What you need to do -
Below is a listing to write out in full, exactly as given, without its pictures.
# start of Given entries
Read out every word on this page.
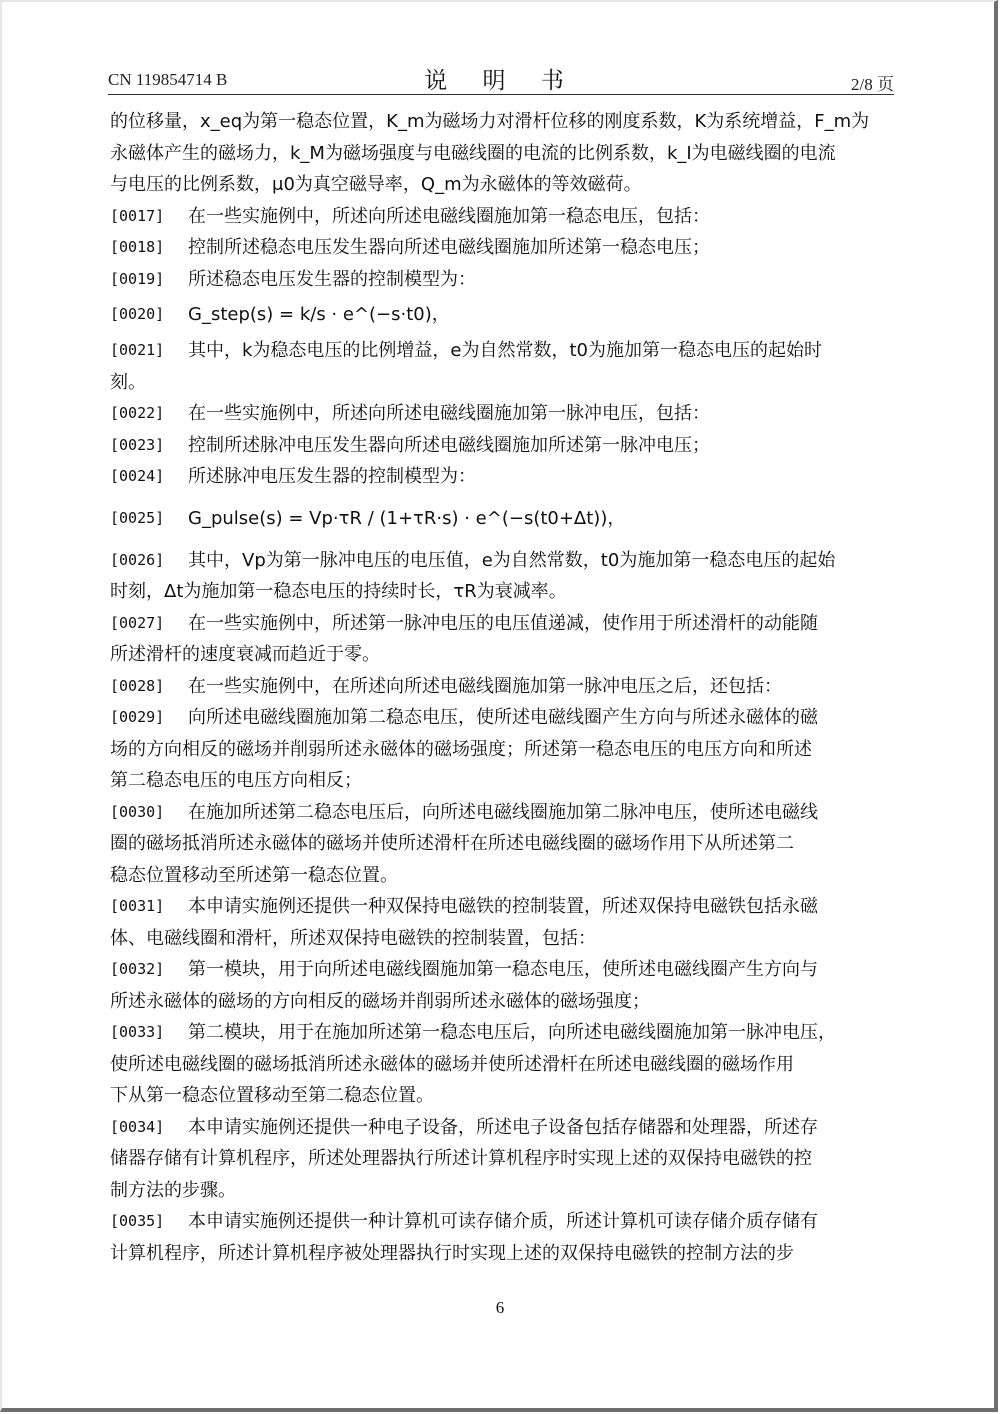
CN 119854714 B	说 明 书	2/8 页
的位移量，x_eq为第一稳态位置，K_m为磁场力对滑杆位移的刚度系数，K为系统增益，F_m为
永磁体产生的磁场力，k_M为磁场强度与电磁线圈的电流的比例系数，k_I为电磁线圈的电流
与电压的比例系数，μ0为真空磁导率，Q_m为永磁体的等效磁荷。
[0017] 在一些实施例中，所述向所述电磁线圈施加第一稳态电压，包括：
[0018] 控制所述稳态电压发生器向所述电磁线圈施加所述第一稳态电压；
[0019] 所述稳态电压发生器的控制模型为：
[0020] G_step(s) = k/s · e^(−s·t0)，
[0021] 其中，k为稳态电压的比例增益，e为自然常数，t0为施加第一稳态电压的起始时
刻。
[0022] 在一些实施例中，所述向所述电磁线圈施加第一脉冲电压，包括：
[0023] 控制所述脉冲电压发生器向所述电磁线圈施加所述第一脉冲电压；
[0024] 所述脉冲电压发生器的控制模型为：
[0025] G_pulse(s) = Vp·τR / (1+τR·s) · e^(−s(t0+Δt))，
[0026] 其中，Vp为第一脉冲电压的电压值，e为自然常数，t0为施加第一稳态电压的起始
时刻，Δt为施加第一稳态电压的持续时长，τR为衰减率。
[0027] 在一些实施例中，所述第一脉冲电压的电压值递减，使作用于所述滑杆的动能随
所述滑杆的速度衰减而趋近于零。
[0028] 在一些实施例中，在所述向所述电磁线圈施加第一脉冲电压之后，还包括：
[0029] 向所述电磁线圈施加第二稳态电压，使所述电磁线圈产生方向与所述永磁体的磁
场的方向相反的磁场并削弱所述永磁体的磁场强度；所述第一稳态电压的电压方向和所述
第二稳态电压的电压方向相反；
[0030] 在施加所述第二稳态电压后，向所述电磁线圈施加第二脉冲电压，使所述电磁线
圈的磁场抵消所述永磁体的磁场并使所述滑杆在所述电磁线圈的磁场作用下从所述第二
稳态位置移动至所述第一稳态位置。
[0031] 本申请实施例还提供一种双保持电磁铁的控制装置，所述双保持电磁铁包括永磁
体、电磁线圈和滑杆，所述双保持电磁铁的控制装置，包括：
[0032] 第一模块，用于向所述电磁线圈施加第一稳态电压，使所述电磁线圈产生方向与
所述永磁体的磁场的方向相反的磁场并削弱所述永磁体的磁场强度；
[0033] 第二模块，用于在施加所述第一稳态电压后，向所述电磁线圈施加第一脉冲电压，
使所述电磁线圈的磁场抵消所述永磁体的磁场并使所述滑杆在所述电磁线圈的磁场作用
下从第一稳态位置移动至第二稳态位置。
[0034] 本申请实施例还提供一种电子设备，所述电子设备包括存储器和处理器，所述存
储器存储有计算机程序，所述处理器执行所述计算机程序时实现上述的双保持电磁铁的控
制方法的步骤。
[0035] 本申请实施例还提供一种计算机可读存储介质，所述计算机可读存储介质存储有
计算机程序，所述计算机程序被处理器执行时实现上述的双保持电磁铁的控制方法的步
6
# end of Given entries
Exercise output -
Read out every word on this page.
CN 119854714 B	说 明 书	2/8 页
的位移量，x_eq为第一稳态位置，K_m为磁场力对滑杆位移的刚度系数，K为系统增益，F_m为
永磁体产生的磁场力，k_M为磁场强度与电磁线圈的电流的比例系数，k_I为电磁线圈的电流
与电压的比例系数，μ0为真空磁导率，Q_m为永磁体的等效磁荷。
[0017] 在一些实施例中，所述向所述电磁线圈施加第一稳态电压，包括：
[0018] 控制所述稳态电压发生器向所述电磁线圈施加所述第一稳态电压；
[0019] 所述稳态电压发生器的控制模型为：
[0020] G_step(s) = k/s · e^(−s·t0)，
[0021] 其中，k为稳态电压的比例增益，e为自然常数，t0为施加第一稳态电压的起始时
刻。
[0022] 在一些实施例中，所述向所述电磁线圈施加第一脉冲电压，包括：
[0023] 控制所述脉冲电压发生器向所述电磁线圈施加所述第一脉冲电压；
[0024] 所述脉冲电压发生器的控制模型为：
[0025] G_pulse(s) = Vp·τR / (1+τR·s) · e^(−s(t0+Δt))，
[0026] 其中，Vp为第一脉冲电压的电压值，e为自然常数，t0为施加第一稳态电压的起始
时刻，Δt为施加第一稳态电压的持续时长，τR为衰减率。
[0027] 在一些实施例中，所述第一脉冲电压的电压值递减，使作用于所述滑杆的动能随
所述滑杆的速度衰减而趋近于零。
[0028] 在一些实施例中，在所述向所述电磁线圈施加第一脉冲电压之后，还包括：
[0029] 向所述电磁线圈施加第二稳态电压，使所述电磁线圈产生方向与所述永磁体的磁
场的方向相反的磁场并削弱所述永磁体的磁场强度；所述第一稳态电压的电压方向和所述
第二稳态电压的电压方向相反；
[0030] 在施加所述第二稳态电压后，向所述电磁线圈施加第二脉冲电压，使所述电磁线
圈的磁场抵消所述永磁体的磁场并使所述滑杆在所述电磁线圈的磁场作用下从所述第二
稳态位置移动至所述第一稳态位置。
[0031] 本申请实施例还提供一种双保持电磁铁的控制装置，所述双保持电磁铁包括永磁
体、电磁线圈和滑杆，所述双保持电磁铁的控制装置，包括：
[0032] 第一模块，用于向所述电磁线圈施加第一稳态电压，使所述电磁线圈产生方向与
所述永磁体的磁场的方向相反的磁场并削弱所述永磁体的磁场强度；
[0033] 第二模块，用于在施加所述第一稳态电压后，向所述电磁线圈施加第一脉冲电压，
使所述电磁线圈的磁场抵消所述永磁体的磁场并使所述滑杆在所述电磁线圈的磁场作用
下从第一稳态位置移动至第二稳态位置。
[0034] 本申请实施例还提供一种电子设备，所述电子设备包括存储器和处理器，所述存
储器存储有计算机程序，所述处理器执行所述计算机程序时实现上述的双保持电磁铁的控
制方法的步骤。
[0035] 本申请实施例还提供一种计算机可读存储介质，所述计算机可读存储介质存储有
计算机程序，所述计算机程序被处理器执行时实现上述的双保持电磁铁的控制方法的步
6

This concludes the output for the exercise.